** GIVEN PROBLEM **
Return the material exactly as supplied, apart from the pictures, which are omitted.

** Dataset items **
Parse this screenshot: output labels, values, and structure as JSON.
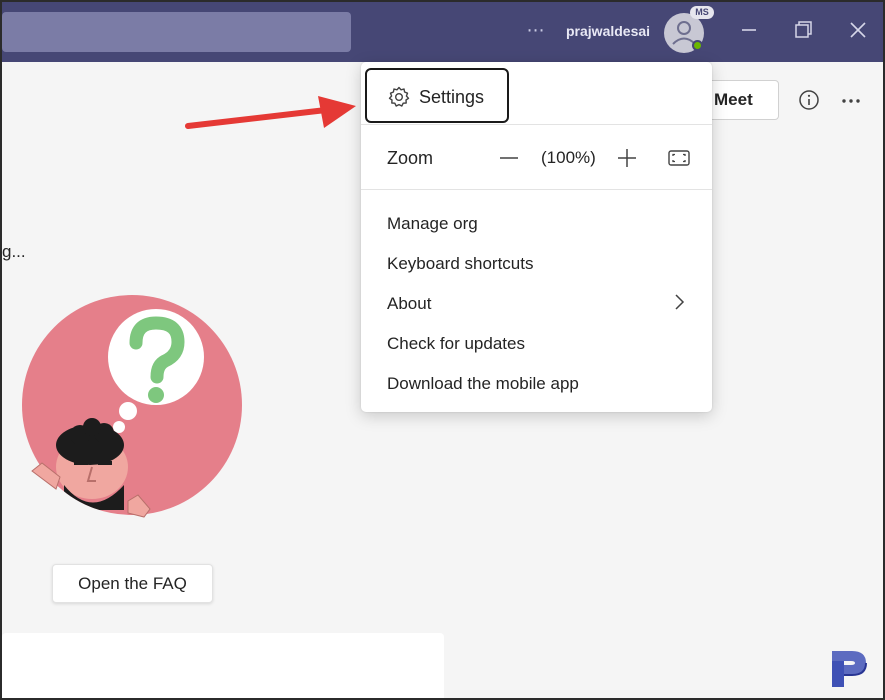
{
  "titlebar": {
    "username": "prajwaldesai",
    "avatar_badge": "MS",
    "more_icon": "ellipsis-icon",
    "window_controls": [
      "minimize-icon",
      "restore-icon",
      "close-icon"
    ]
  },
  "main": {
    "meet_label": "Meet",
    "loading_text": "g...",
    "faq_button": "Open the FAQ"
  },
  "menu": {
    "settings_label": "Settings",
    "zoom_label": "Zoom",
    "zoom_value": "(100%)",
    "items": [
      {
        "label": "Manage org"
      },
      {
        "label": "Keyboard shortcuts"
      },
      {
        "label": "About",
        "has_submenu": true
      },
      {
        "label": "Check for updates"
      },
      {
        "label": "Download the mobile app"
      }
    ]
  },
  "colors": {
    "titlebar": "#464775",
    "search_box": "#7b7ca6",
    "annotation_arrow": "#e53935",
    "illustration_circle": "#e57f8a",
    "question_mark": "#7ec77e",
    "brand_logo": "#3f51b5"
  }
}
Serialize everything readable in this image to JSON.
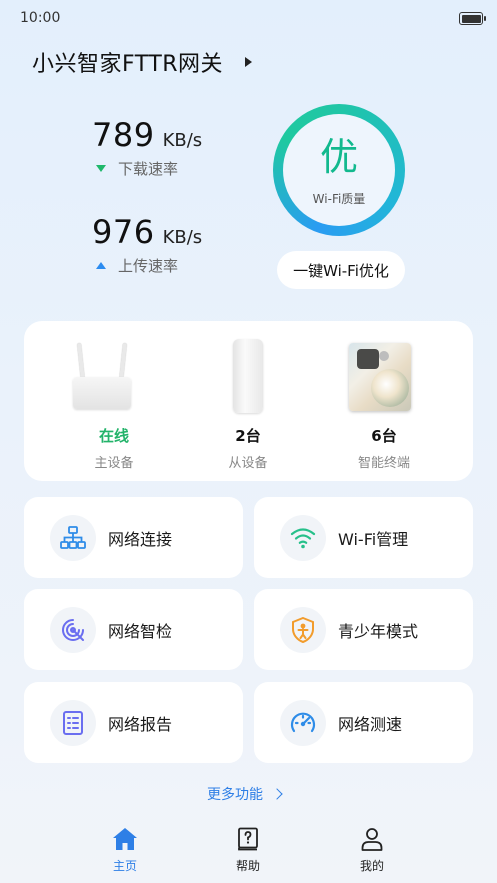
{
  "status_bar": {
    "time": "10:00",
    "battery_icon": "battery-full-icon"
  },
  "header": {
    "title": "小兴智家FTTR网关",
    "arrow_icon": "triangle-right-icon"
  },
  "download": {
    "value": "789",
    "unit": "KB/s",
    "label": "下载速率",
    "color": "#1fb86b"
  },
  "upload": {
    "value": "976",
    "unit": "KB/s",
    "label": "上传速率",
    "color": "#2c8cf0"
  },
  "wifi_quality": {
    "grade": "优",
    "label": "Wi-Fi质量",
    "color": "#12b98e"
  },
  "optimize_button": {
    "label": "一键Wi-Fi优化"
  },
  "devices": [
    {
      "status": "在线",
      "label": "主设备",
      "image": "router-image"
    },
    {
      "status": "2台",
      "label": "从设备",
      "image": "slave-unit-image"
    },
    {
      "status": "6台",
      "label": "智能终端",
      "image": "smartphone-image"
    }
  ],
  "functions": [
    {
      "label": "网络连接",
      "icon": "network-topology-icon"
    },
    {
      "label": "Wi-Fi管理",
      "icon": "wifi-icon"
    },
    {
      "label": "网络智检",
      "icon": "network-check-icon"
    },
    {
      "label": "青少年模式",
      "icon": "teen-mode-shield-icon"
    },
    {
      "label": "网络报告",
      "icon": "report-document-icon"
    },
    {
      "label": "网络测速",
      "icon": "speedometer-icon"
    }
  ],
  "more_link": {
    "label": "更多功能",
    "color": "#2e7fe6"
  },
  "tabs": [
    {
      "label": "主页",
      "icon": "home-icon",
      "active": true
    },
    {
      "label": "帮助",
      "icon": "help-book-icon",
      "active": false
    },
    {
      "label": "我的",
      "icon": "user-icon",
      "active": false
    }
  ]
}
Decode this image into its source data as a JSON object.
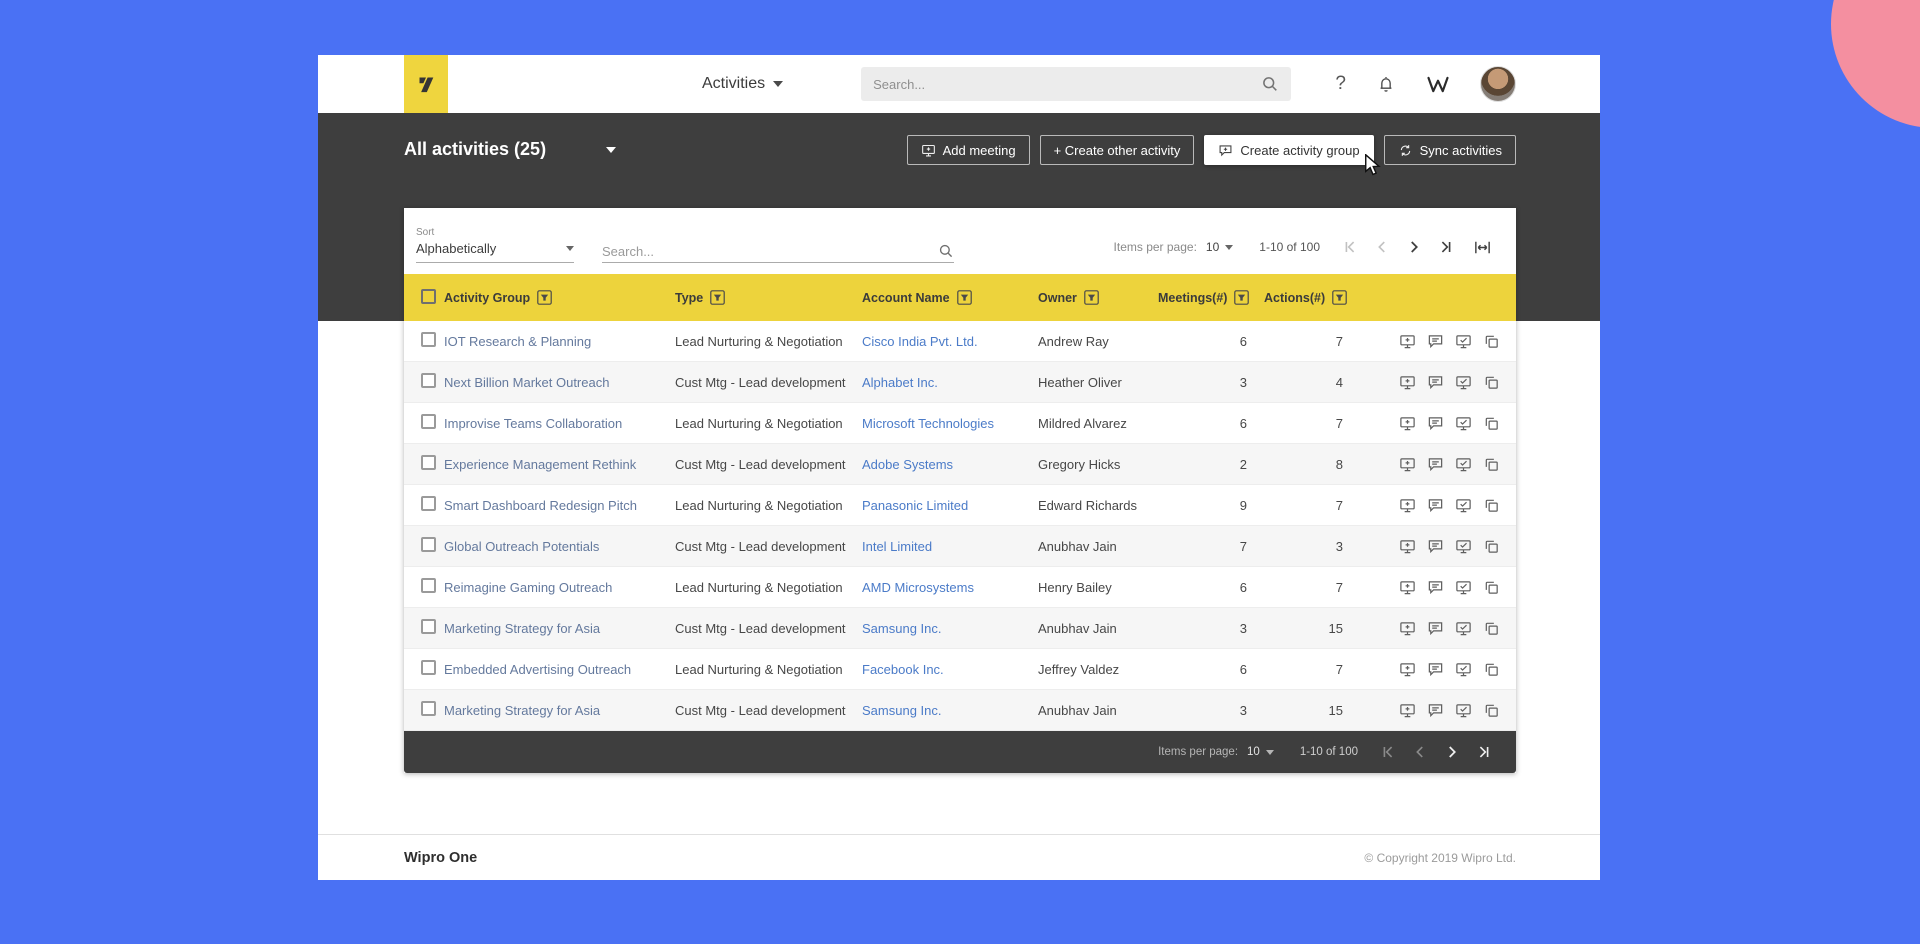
{
  "header": {
    "nav_title": "Activities",
    "search_placeholder": "Search..."
  },
  "action_bar": {
    "title": "All activities (25)",
    "buttons": [
      {
        "label": "Add meeting"
      },
      {
        "label": "+ Create other activity"
      },
      {
        "label": "Create activity group"
      },
      {
        "label": "Sync activities"
      }
    ]
  },
  "toolbar": {
    "sort_label": "Sort",
    "sort_value": "Alphabetically",
    "search_placeholder": "Search...",
    "items_per_page_label": "Items per page:",
    "items_per_page_value": "10",
    "range": "1-10 of 100"
  },
  "table": {
    "columns": [
      "Activity Group",
      "Type",
      "Account Name",
      "Owner",
      "Meetings(#)",
      "Actions(#)"
    ],
    "rows": [
      {
        "group": "IOT Research & Planning",
        "type": "Lead Nurturing & Negotiation",
        "account": "Cisco India Pvt. Ltd.",
        "owner": "Andrew Ray",
        "meetings": "6",
        "actions": "7"
      },
      {
        "group": "Next Billion Market Outreach",
        "type": "Cust Mtg - Lead development",
        "account": "Alphabet Inc.",
        "owner": "Heather Oliver",
        "meetings": "3",
        "actions": "4"
      },
      {
        "group": "Improvise Teams Collaboration",
        "type": "Lead Nurturing & Negotiation",
        "account": "Microsoft Technologies",
        "owner": "Mildred Alvarez",
        "meetings": "6",
        "actions": "7"
      },
      {
        "group": "Experience Management Rethink",
        "type": "Cust Mtg - Lead development",
        "account": "Adobe Systems",
        "owner": "Gregory Hicks",
        "meetings": "2",
        "actions": "8"
      },
      {
        "group": "Smart Dashboard Redesign Pitch",
        "type": "Lead Nurturing & Negotiation",
        "account": "Panasonic Limited",
        "owner": "Edward Richards",
        "meetings": "9",
        "actions": "7"
      },
      {
        "group": "Global Outreach Potentials",
        "type": "Cust Mtg - Lead development",
        "account": "Intel Limited",
        "owner": "Anubhav Jain",
        "meetings": "7",
        "actions": "3"
      },
      {
        "group": "Reimagine Gaming Outreach",
        "type": "Lead Nurturing & Negotiation",
        "account": "AMD Microsystems",
        "owner": "Henry Bailey",
        "meetings": "6",
        "actions": "7"
      },
      {
        "group": "Marketing Strategy for Asia",
        "type": "Cust Mtg - Lead development",
        "account": "Samsung Inc.",
        "owner": "Anubhav Jain",
        "meetings": "3",
        "actions": "15"
      },
      {
        "group": "Embedded Advertising Outreach",
        "type": "Lead Nurturing & Negotiation",
        "account": "Facebook Inc.",
        "owner": "Jeffrey Valdez",
        "meetings": "6",
        "actions": "7"
      },
      {
        "group": "Marketing Strategy for Asia",
        "type": "Cust Mtg - Lead development",
        "account": "Samsung Inc.",
        "owner": "Anubhav Jain",
        "meetings": "3",
        "actions": "15"
      }
    ]
  },
  "table_footer": {
    "items_per_page_label": "Items per page:",
    "items_per_page_value": "10",
    "range": "1-10 of 100"
  },
  "footer": {
    "brand": "Wipro One",
    "copyright": "© Copyright 2019 Wipro Ltd."
  },
  "colors": {
    "background_blue": "#4a71f4",
    "decorative_pink": "#f48fa0",
    "brand_yellow": "#edd33c",
    "band_dark": "#3e3e3e",
    "account_link_blue": "#4b7bc8",
    "group_link_blue": "#64799d"
  }
}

** CORRECT OUTPUT **
Parse this screenshot: output labels, values, and structure as JSON.
{
  "titlebar": {
    "username": "prajwaldesai",
    "avatar_badge": "MS",
    "more_icon": "ellipsis-icon",
    "window_controls": [
      "minimize-icon",
      "restore-icon",
      "close-icon"
    ]
  },
  "main": {
    "meet_label": "Meet",
    "loading_text": "g...",
    "faq_button": "Open the FAQ"
  },
  "menu": {
    "settings_label": "Settings",
    "zoom_label": "Zoom",
    "zoom_value": "(100%)",
    "items": [
      {
        "label": "Manage org"
      },
      {
        "label": "Keyboard shortcuts"
      },
      {
        "label": "About",
        "has_submenu": true
      },
      {
        "label": "Check for updates"
      },
      {
        "label": "Download the mobile app"
      }
    ]
  },
  "colors": {
    "titlebar": "#464775",
    "search_box": "#7b7ca6",
    "annotation_arrow": "#e53935",
    "illustration_circle": "#e57f8a",
    "question_mark": "#7ec77e",
    "brand_logo": "#3f51b5"
  }
}
Serialize everything readable in this image to JSON.
{
  "status_bar": {
    "time": "10:00",
    "battery_icon": "battery-full-icon"
  },
  "header": {
    "title": "小兴智家FTTR网关",
    "arrow_icon": "triangle-right-icon"
  },
  "download": {
    "value": "789",
    "unit": "KB/s",
    "label": "下载速率",
    "color": "#1fb86b"
  },
  "upload": {
    "value": "976",
    "unit": "KB/s",
    "label": "上传速率",
    "color": "#2c8cf0"
  },
  "wifi_quality": {
    "grade": "优",
    "label": "Wi-Fi质量",
    "color": "#12b98e"
  },
  "optimize_button": {
    "label": "一键Wi-Fi优化"
  },
  "devices": [
    {
      "status": "在线",
      "label": "主设备",
      "image": "router-image"
    },
    {
      "status": "2台",
      "label": "从设备",
      "image": "slave-unit-image"
    },
    {
      "status": "6台",
      "label": "智能终端",
      "image": "smartphone-image"
    }
  ],
  "functions": [
    {
      "label": "网络连接",
      "icon": "network-topology-icon"
    },
    {
      "label": "Wi-Fi管理",
      "icon": "wifi-icon"
    },
    {
      "label": "网络智检",
      "icon": "network-check-icon"
    },
    {
      "label": "青少年模式",
      "icon": "teen-mode-shield-icon"
    },
    {
      "label": "网络报告",
      "icon": "report-document-icon"
    },
    {
      "label": "网络测速",
      "icon": "speedometer-icon"
    }
  ],
  "more_link": {
    "label": "更多功能",
    "color": "#2e7fe6"
  },
  "tabs": [
    {
      "label": "主页",
      "icon": "home-icon",
      "active": true
    },
    {
      "label": "帮助",
      "icon": "help-book-icon",
      "active": false
    },
    {
      "label": "我的",
      "icon": "user-icon",
      "active": false
    }
  ]
}
Decode this image into its source data as a JSON object.
{
  "header": {
    "nav_title": "Activities",
    "search_placeholder": "Search..."
  },
  "action_bar": {
    "title": "All activities (25)",
    "buttons": [
      {
        "label": "Add meeting"
      },
      {
        "label": "+ Create other activity"
      },
      {
        "label": "Create activity group"
      },
      {
        "label": "Sync activities"
      }
    ]
  },
  "toolbar": {
    "sort_label": "Sort",
    "sort_value": "Alphabetically",
    "search_placeholder": "Search...",
    "items_per_page_label": "Items per page:",
    "items_per_page_value": "10",
    "range": "1-10 of 100"
  },
  "table": {
    "columns": [
      "Activity Group",
      "Type",
      "Account Name",
      "Owner",
      "Meetings(#)",
      "Actions(#)"
    ],
    "rows": [
      {
        "group": "IOT Research & Planning",
        "type": "Lead Nurturing & Negotiation",
        "account": "Cisco India Pvt. Ltd.",
        "owner": "Andrew Ray",
        "meetings": "6",
        "actions": "7"
      },
      {
        "group": "Next Billion Market Outreach",
        "type": "Cust Mtg - Lead development",
        "account": "Alphabet Inc.",
        "owner": "Heather Oliver",
        "meetings": "3",
        "actions": "4"
      },
      {
        "group": "Improvise Teams Collaboration",
        "type": "Lead Nurturing & Negotiation",
        "account": "Microsoft Technologies",
        "owner": "Mildred Alvarez",
        "meetings": "6",
        "actions": "7"
      },
      {
        "group": "Experience Management Rethink",
        "type": "Cust Mtg - Lead development",
        "account": "Adobe Systems",
        "owner": "Gregory Hicks",
        "meetings": "2",
        "actions": "8"
      },
      {
        "group": "Smart Dashboard Redesign Pitch",
        "type": "Lead Nurturing & Negotiation",
        "account": "Panasonic Limited",
        "owner": "Edward Richards",
        "meetings": "9",
        "actions": "7"
      },
      {
        "group": "Global Outreach Potentials",
        "type": "Cust Mtg - Lead development",
        "account": "Intel Limited",
        "owner": "Anubhav Jain",
        "meetings": "7",
        "actions": "3"
      },
      {
        "group": "Reimagine Gaming Outreach",
        "type": "Lead Nurturing & Negotiation",
        "account": "AMD Microsystems",
        "owner": "Henry Bailey",
        "meetings": "6",
        "actions": "7"
      },
      {
        "group": "Marketing Strategy for Asia",
        "type": "Cust Mtg - Lead development",
        "account": "Samsung Inc.",
        "owner": "Anubhav Jain",
        "meetings": "3",
        "actions": "15"
      },
      {
        "group": "Embedded Advertising Outreach",
        "type": "Lead Nurturing & Negotiation",
        "account": "Facebook Inc.",
        "owner": "Jeffrey Valdez",
        "meetings": "6",
        "actions": "7"
      },
      {
        "group": "Marketing Strategy for Asia",
        "type": "Cust Mtg - Lead development",
        "account": "Samsung Inc.",
        "owner": "Anubhav Jain",
        "meetings": "3",
        "actions": "15"
      }
    ]
  },
  "table_footer": {
    "items_per_page_label": "Items per page:",
    "items_per_page_value": "10",
    "range": "1-10 of 100"
  },
  "footer": {
    "brand": "Wipro One",
    "copyright": "© Copyright 2019 Wipro Ltd."
  },
  "colors": {
    "background_blue": "#4a71f4",
    "decorative_pink": "#f48fa0",
    "brand_yellow": "#edd33c",
    "band_dark": "#3e3e3e",
    "account_link_blue": "#4b7bc8",
    "group_link_blue": "#64799d"
  }
}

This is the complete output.